- TASK GOAL -
Wherever "Center" appears in a line, list that line.

--- begin DATA SECTION ---

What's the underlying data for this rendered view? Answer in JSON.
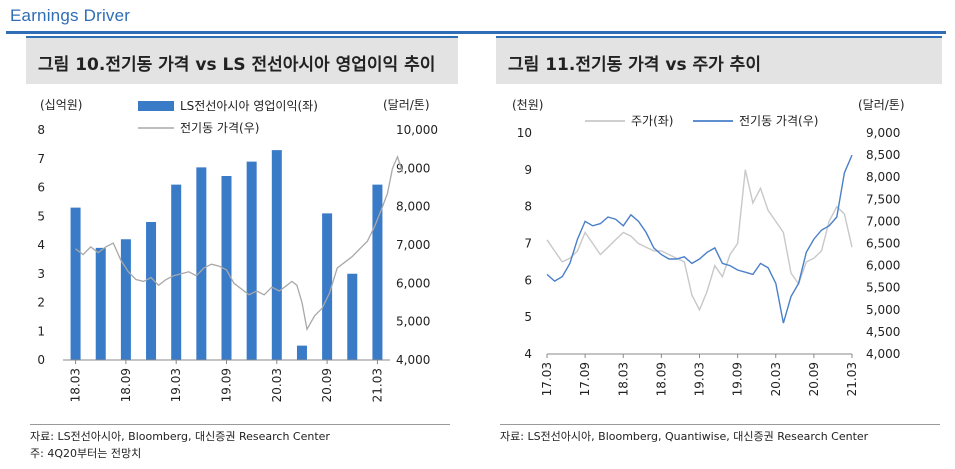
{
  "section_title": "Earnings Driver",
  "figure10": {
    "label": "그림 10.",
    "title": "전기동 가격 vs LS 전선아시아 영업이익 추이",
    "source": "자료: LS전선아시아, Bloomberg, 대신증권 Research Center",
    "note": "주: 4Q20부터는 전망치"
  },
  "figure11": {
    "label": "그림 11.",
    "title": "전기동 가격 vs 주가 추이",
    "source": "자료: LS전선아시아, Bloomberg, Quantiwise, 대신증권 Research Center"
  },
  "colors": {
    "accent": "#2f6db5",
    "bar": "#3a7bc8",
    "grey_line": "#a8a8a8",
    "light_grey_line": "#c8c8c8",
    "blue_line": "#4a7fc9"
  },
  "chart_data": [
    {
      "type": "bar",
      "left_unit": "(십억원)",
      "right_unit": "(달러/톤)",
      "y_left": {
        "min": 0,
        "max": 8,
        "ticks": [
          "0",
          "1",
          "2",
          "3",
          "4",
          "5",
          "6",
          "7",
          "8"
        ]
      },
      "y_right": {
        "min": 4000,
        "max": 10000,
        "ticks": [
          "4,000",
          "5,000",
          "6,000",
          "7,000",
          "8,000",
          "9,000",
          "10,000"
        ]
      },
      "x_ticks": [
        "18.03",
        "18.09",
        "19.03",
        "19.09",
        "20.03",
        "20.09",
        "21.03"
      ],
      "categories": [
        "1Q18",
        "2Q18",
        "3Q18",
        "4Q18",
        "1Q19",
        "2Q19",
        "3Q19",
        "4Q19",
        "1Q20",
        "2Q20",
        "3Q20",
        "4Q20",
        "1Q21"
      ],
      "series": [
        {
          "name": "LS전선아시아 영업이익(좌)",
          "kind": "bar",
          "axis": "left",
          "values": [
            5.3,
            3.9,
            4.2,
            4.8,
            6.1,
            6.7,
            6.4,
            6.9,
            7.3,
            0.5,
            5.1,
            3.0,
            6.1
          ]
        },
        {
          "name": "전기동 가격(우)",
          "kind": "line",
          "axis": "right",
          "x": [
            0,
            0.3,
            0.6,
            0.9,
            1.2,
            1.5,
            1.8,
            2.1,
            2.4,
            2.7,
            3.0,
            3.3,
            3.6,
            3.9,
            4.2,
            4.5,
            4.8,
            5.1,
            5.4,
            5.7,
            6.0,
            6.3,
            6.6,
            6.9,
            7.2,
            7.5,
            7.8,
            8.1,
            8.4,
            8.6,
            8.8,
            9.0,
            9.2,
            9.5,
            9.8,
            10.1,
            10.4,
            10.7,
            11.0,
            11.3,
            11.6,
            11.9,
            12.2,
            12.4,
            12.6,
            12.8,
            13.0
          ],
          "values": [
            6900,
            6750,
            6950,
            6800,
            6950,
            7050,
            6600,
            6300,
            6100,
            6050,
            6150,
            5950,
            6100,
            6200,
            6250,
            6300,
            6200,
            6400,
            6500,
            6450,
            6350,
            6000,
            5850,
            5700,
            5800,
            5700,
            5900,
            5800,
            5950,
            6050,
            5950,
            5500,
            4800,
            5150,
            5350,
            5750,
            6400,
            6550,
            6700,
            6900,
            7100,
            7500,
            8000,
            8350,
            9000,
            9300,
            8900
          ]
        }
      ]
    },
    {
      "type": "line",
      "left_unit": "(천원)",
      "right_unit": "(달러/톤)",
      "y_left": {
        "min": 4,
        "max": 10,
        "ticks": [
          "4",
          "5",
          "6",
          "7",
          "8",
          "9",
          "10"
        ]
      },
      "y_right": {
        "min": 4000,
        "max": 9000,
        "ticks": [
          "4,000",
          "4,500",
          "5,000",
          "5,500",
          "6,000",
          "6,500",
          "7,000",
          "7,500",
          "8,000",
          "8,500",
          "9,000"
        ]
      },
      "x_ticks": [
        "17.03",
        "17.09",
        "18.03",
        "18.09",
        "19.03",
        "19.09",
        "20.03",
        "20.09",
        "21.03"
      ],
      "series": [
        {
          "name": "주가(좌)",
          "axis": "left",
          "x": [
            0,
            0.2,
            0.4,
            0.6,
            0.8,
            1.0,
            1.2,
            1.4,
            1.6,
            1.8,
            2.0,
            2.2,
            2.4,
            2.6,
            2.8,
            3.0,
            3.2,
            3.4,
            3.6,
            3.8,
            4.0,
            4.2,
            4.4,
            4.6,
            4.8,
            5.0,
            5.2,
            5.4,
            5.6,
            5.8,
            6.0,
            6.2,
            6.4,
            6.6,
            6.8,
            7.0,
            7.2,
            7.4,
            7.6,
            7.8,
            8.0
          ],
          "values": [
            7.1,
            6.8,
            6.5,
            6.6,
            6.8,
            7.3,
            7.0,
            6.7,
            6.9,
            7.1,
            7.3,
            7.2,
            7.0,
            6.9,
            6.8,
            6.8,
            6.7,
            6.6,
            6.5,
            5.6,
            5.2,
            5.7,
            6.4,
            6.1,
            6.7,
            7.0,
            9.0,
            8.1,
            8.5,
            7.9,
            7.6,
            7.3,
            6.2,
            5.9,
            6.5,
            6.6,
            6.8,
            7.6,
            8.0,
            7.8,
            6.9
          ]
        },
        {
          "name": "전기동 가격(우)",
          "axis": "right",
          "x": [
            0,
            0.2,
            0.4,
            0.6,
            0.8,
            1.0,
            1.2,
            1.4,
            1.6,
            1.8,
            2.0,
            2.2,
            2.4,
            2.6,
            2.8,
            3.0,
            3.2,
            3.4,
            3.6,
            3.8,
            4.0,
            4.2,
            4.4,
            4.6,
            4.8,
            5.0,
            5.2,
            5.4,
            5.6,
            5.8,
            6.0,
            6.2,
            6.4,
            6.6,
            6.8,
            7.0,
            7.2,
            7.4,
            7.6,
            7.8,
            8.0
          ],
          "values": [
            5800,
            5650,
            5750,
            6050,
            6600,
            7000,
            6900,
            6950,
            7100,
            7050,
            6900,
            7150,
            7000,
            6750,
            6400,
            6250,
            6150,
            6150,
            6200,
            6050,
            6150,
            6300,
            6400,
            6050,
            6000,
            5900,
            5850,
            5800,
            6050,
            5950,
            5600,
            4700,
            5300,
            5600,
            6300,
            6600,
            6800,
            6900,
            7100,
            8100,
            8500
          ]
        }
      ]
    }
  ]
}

--- end DATA SECTION ---

- OUTPUT BELOW -
    "source": "자료: LS전선아시아, Bloomberg, 대신증권 Research Center",
    "source": "자료: LS전선아시아, Bloomberg, Quantiwise, 대신증권 Research Center"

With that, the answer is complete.